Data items
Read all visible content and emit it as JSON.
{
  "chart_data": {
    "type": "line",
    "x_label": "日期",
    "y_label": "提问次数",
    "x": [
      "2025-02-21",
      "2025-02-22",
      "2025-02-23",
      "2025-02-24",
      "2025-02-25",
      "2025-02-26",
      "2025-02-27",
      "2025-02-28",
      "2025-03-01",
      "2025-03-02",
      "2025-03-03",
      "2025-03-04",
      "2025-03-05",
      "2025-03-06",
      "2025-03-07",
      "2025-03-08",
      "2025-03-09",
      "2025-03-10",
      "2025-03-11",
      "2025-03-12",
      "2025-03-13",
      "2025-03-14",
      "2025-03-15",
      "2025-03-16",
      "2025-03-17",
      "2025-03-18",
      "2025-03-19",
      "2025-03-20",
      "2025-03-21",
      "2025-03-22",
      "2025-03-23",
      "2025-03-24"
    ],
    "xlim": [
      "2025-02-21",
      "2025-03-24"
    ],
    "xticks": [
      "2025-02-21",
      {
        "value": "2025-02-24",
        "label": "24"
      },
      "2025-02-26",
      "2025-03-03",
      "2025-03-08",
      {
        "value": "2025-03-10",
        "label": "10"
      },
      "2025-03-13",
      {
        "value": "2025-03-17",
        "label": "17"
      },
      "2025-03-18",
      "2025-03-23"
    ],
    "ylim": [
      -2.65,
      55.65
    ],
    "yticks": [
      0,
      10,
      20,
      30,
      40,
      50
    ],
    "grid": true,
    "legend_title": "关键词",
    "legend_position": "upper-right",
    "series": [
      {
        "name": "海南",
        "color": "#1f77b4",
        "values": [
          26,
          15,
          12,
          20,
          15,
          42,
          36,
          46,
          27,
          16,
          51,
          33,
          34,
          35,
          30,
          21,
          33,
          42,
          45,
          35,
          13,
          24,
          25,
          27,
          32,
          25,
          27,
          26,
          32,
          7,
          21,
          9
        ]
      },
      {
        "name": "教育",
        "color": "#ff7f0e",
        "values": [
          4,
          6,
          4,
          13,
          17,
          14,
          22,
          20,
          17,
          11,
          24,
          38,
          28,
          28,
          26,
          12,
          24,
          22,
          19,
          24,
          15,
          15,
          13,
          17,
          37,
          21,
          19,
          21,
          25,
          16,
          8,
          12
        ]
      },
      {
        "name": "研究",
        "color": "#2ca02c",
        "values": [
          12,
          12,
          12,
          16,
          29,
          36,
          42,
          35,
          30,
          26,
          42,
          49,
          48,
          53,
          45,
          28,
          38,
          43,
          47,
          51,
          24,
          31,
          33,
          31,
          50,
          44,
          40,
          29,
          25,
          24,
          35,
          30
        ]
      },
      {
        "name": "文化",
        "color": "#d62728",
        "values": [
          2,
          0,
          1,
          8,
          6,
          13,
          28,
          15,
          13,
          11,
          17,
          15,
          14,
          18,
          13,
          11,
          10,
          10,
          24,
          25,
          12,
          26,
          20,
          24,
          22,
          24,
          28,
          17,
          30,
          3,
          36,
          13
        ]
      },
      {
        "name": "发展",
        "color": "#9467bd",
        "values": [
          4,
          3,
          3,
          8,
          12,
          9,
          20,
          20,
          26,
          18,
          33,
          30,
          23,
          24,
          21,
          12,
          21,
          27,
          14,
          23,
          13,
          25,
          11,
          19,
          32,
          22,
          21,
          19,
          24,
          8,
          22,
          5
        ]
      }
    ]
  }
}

OBJECTIVE: Copy out each line above, character for character.

IN RESPONSE:
Read all visible content and emit it as JSON.
{
  "chart_data": {
    "type": "line",
    "x_label": "日期",
    "y_label": "提问次数",
    "x": [
      "2025-02-21",
      "2025-02-22",
      "2025-02-23",
      "2025-02-24",
      "2025-02-25",
      "2025-02-26",
      "2025-02-27",
      "2025-02-28",
      "2025-03-01",
      "2025-03-02",
      "2025-03-03",
      "2025-03-04",
      "2025-03-05",
      "2025-03-06",
      "2025-03-07",
      "2025-03-08",
      "2025-03-09",
      "2025-03-10",
      "2025-03-11",
      "2025-03-12",
      "2025-03-13",
      "2025-03-14",
      "2025-03-15",
      "2025-03-16",
      "2025-03-17",
      "2025-03-18",
      "2025-03-19",
      "2025-03-20",
      "2025-03-21",
      "2025-03-22",
      "2025-03-23",
      "2025-03-24"
    ],
    "xlim": [
      "2025-02-21",
      "2025-03-24"
    ],
    "xticks": [
      "2025-02-21",
      {
        "value": "2025-02-24",
        "label": "24"
      },
      "2025-02-26",
      "2025-03-03",
      "2025-03-08",
      {
        "value": "2025-03-10",
        "label": "10"
      },
      "2025-03-13",
      {
        "value": "2025-03-17",
        "label": "17"
      },
      "2025-03-18",
      "2025-03-23"
    ],
    "ylim": [
      -2.65,
      55.65
    ],
    "yticks": [
      0,
      10,
      20,
      30,
      40,
      50
    ],
    "grid": true,
    "legend_title": "关键词",
    "legend_position": "upper-right",
    "series": [
      {
        "name": "海南",
        "color": "#1f77b4",
        "values": [
          26,
          15,
          12,
          20,
          15,
          42,
          36,
          46,
          27,
          16,
          51,
          33,
          34,
          35,
          30,
          21,
          33,
          42,
          45,
          35,
          13,
          24,
          25,
          27,
          32,
          25,
          27,
          26,
          32,
          7,
          21,
          9
        ]
      },
      {
        "name": "教育",
        "color": "#ff7f0e",
        "values": [
          4,
          6,
          4,
          13,
          17,
          14,
          22,
          20,
          17,
          11,
          24,
          38,
          28,
          28,
          26,
          12,
          24,
          22,
          19,
          24,
          15,
          15,
          13,
          17,
          37,
          21,
          19,
          21,
          25,
          16,
          8,
          12
        ]
      },
      {
        "name": "研究",
        "color": "#2ca02c",
        "values": [
          12,
          12,
          12,
          16,
          29,
          36,
          42,
          35,
          30,
          26,
          42,
          49,
          48,
          53,
          45,
          28,
          38,
          43,
          47,
          51,
          24,
          31,
          33,
          31,
          50,
          44,
          40,
          29,
          25,
          24,
          35,
          30
        ]
      },
      {
        "name": "文化",
        "color": "#d62728",
        "values": [
          2,
          0,
          1,
          8,
          6,
          13,
          28,
          15,
          13,
          11,
          17,
          15,
          14,
          18,
          13,
          11,
          10,
          10,
          24,
          25,
          12,
          26,
          20,
          24,
          22,
          24,
          28,
          17,
          30,
          3,
          36,
          13
        ]
      },
      {
        "name": "发展",
        "color": "#9467bd",
        "values": [
          4,
          3,
          3,
          8,
          12,
          9,
          20,
          20,
          26,
          18,
          33,
          30,
          23,
          24,
          21,
          12,
          21,
          27,
          14,
          23,
          13,
          25,
          11,
          19,
          32,
          22,
          21,
          19,
          24,
          8,
          22,
          5
        ]
      }
    ]
  }
}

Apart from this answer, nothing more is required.